[Excerpt from a dataset]
>> begin

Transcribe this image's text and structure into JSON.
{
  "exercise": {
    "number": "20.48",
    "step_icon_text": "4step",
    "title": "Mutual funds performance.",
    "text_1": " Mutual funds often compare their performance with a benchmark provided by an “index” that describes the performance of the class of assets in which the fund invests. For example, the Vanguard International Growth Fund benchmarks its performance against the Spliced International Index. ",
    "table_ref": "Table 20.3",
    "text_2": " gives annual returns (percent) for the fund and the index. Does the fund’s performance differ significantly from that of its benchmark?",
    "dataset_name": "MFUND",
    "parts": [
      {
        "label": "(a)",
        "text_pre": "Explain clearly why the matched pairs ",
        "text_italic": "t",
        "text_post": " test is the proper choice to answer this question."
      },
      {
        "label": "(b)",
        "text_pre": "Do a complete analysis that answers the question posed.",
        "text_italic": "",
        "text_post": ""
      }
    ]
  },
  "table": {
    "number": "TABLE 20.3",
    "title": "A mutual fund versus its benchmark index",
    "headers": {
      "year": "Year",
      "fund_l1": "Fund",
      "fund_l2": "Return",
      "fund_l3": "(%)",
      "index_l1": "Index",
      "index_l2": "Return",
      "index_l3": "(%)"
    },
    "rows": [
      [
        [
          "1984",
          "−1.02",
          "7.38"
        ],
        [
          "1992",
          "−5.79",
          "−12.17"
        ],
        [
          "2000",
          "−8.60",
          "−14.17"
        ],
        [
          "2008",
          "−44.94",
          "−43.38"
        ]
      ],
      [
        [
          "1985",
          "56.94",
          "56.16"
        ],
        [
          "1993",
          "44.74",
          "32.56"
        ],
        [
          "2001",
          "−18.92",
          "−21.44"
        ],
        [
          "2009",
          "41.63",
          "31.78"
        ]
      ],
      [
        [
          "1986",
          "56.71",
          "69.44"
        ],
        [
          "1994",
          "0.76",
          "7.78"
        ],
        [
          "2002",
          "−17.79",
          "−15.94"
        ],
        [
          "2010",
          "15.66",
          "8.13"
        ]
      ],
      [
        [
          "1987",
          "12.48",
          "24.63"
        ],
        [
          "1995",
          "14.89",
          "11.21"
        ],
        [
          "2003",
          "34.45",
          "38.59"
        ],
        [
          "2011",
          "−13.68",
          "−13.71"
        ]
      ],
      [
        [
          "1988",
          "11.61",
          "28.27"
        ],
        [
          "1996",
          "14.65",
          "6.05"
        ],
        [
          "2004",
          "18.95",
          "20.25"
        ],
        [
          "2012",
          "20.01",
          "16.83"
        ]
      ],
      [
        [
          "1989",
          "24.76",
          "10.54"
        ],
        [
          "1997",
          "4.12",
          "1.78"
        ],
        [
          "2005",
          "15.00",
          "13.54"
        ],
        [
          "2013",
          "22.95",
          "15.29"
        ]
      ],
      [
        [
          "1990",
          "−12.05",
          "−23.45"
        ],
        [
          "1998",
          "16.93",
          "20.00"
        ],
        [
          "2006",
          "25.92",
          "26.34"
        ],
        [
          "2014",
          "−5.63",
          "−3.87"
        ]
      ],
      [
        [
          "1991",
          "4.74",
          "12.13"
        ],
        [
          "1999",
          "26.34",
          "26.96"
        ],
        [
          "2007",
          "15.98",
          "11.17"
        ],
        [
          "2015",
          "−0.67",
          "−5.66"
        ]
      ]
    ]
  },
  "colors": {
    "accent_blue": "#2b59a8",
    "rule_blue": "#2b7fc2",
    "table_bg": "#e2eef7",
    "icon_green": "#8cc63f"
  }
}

>> end

*THE REQUEST*. Write out all records exactly, keeping every detail.

*RESPONSE FOR THIS EXERCISE*.
Transcribe this image's text and structure into JSON.
{
  "exercise": {
    "number": "20.48",
    "step_icon_text": "4step",
    "title": "Mutual funds performance.",
    "text_1": " Mutual funds often compare their performance with a benchmark provided by an “index” that describes the performance of the class of assets in which the fund invests. For example, the Vanguard International Growth Fund benchmarks its performance against the Spliced International Index. ",
    "table_ref": "Table 20.3",
    "text_2": " gives annual returns (percent) for the fund and the index. Does the fund’s performance differ significantly from that of its benchmark?",
    "dataset_name": "MFUND",
    "parts": [
      {
        "label": "(a)",
        "text_pre": "Explain clearly why the matched pairs ",
        "text_italic": "t",
        "text_post": " test is the proper choice to answer this question."
      },
      {
        "label": "(b)",
        "text_pre": "Do a complete analysis that answers the question posed.",
        "text_italic": "",
        "text_post": ""
      }
    ]
  },
  "table": {
    "number": "TABLE 20.3",
    "title": "A mutual fund versus its benchmark index",
    "headers": {
      "year": "Year",
      "fund_l1": "Fund",
      "fund_l2": "Return",
      "fund_l3": "(%)",
      "index_l1": "Index",
      "index_l2": "Return",
      "index_l3": "(%)"
    },
    "rows": [
      [
        [
          "1984",
          "−1.02",
          "7.38"
        ],
        [
          "1992",
          "−5.79",
          "−12.17"
        ],
        [
          "2000",
          "−8.60",
          "−14.17"
        ],
        [
          "2008",
          "−44.94",
          "−43.38"
        ]
      ],
      [
        [
          "1985",
          "56.94",
          "56.16"
        ],
        [
          "1993",
          "44.74",
          "32.56"
        ],
        [
          "2001",
          "−18.92",
          "−21.44"
        ],
        [
          "2009",
          "41.63",
          "31.78"
        ]
      ],
      [
        [
          "1986",
          "56.71",
          "69.44"
        ],
        [
          "1994",
          "0.76",
          "7.78"
        ],
        [
          "2002",
          "−17.79",
          "−15.94"
        ],
        [
          "2010",
          "15.66",
          "8.13"
        ]
      ],
      [
        [
          "1987",
          "12.48",
          "24.63"
        ],
        [
          "1995",
          "14.89",
          "11.21"
        ],
        [
          "2003",
          "34.45",
          "38.59"
        ],
        [
          "2011",
          "−13.68",
          "−13.71"
        ]
      ],
      [
        [
          "1988",
          "11.61",
          "28.27"
        ],
        [
          "1996",
          "14.65",
          "6.05"
        ],
        [
          "2004",
          "18.95",
          "20.25"
        ],
        [
          "2012",
          "20.01",
          "16.83"
        ]
      ],
      [
        [
          "1989",
          "24.76",
          "10.54"
        ],
        [
          "1997",
          "4.12",
          "1.78"
        ],
        [
          "2005",
          "15.00",
          "13.54"
        ],
        [
          "2013",
          "22.95",
          "15.29"
        ]
      ],
      [
        [
          "1990",
          "−12.05",
          "−23.45"
        ],
        [
          "1998",
          "16.93",
          "20.00"
        ],
        [
          "2006",
          "25.92",
          "26.34"
        ],
        [
          "2014",
          "−5.63",
          "−3.87"
        ]
      ],
      [
        [
          "1991",
          "4.74",
          "12.13"
        ],
        [
          "1999",
          "26.34",
          "26.96"
        ],
        [
          "2007",
          "15.98",
          "11.17"
        ],
        [
          "2015",
          "−0.67",
          "−5.66"
        ]
      ]
    ]
  },
  "colors": {
    "accent_blue": "#2b59a8",
    "rule_blue": "#2b7fc2",
    "table_bg": "#e2eef7",
    "icon_green": "#8cc63f"
  }
}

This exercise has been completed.